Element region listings
***
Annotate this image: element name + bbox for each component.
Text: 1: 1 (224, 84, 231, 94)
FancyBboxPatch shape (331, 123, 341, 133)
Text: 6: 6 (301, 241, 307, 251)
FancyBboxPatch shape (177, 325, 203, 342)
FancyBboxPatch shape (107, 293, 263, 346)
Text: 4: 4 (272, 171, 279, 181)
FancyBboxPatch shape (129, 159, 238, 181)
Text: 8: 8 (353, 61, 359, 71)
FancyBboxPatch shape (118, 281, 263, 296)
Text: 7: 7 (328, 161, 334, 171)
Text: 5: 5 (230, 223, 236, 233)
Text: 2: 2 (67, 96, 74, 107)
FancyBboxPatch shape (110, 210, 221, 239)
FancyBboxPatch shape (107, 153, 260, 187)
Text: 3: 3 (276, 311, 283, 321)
***
### Exercise brief:
Retype the records above line for line, keeping every character unchanged.

### Result:
Annotate this image: element name + bbox for each component.
Text: 1: 1 (224, 84, 231, 94)
FancyBboxPatch shape (331, 123, 341, 133)
Text: 6: 6 (301, 241, 307, 251)
FancyBboxPatch shape (177, 325, 203, 342)
FancyBboxPatch shape (107, 293, 263, 346)
Text: 4: 4 (272, 171, 279, 181)
FancyBboxPatch shape (129, 159, 238, 181)
Text: 8: 8 (353, 61, 359, 71)
FancyBboxPatch shape (118, 281, 263, 296)
Text: 7: 7 (328, 161, 334, 171)
Text: 5: 5 (230, 223, 236, 233)
Text: 2: 2 (67, 96, 74, 107)
FancyBboxPatch shape (110, 210, 221, 239)
FancyBboxPatch shape (107, 153, 260, 187)
Text: 3: 3 (276, 311, 283, 321)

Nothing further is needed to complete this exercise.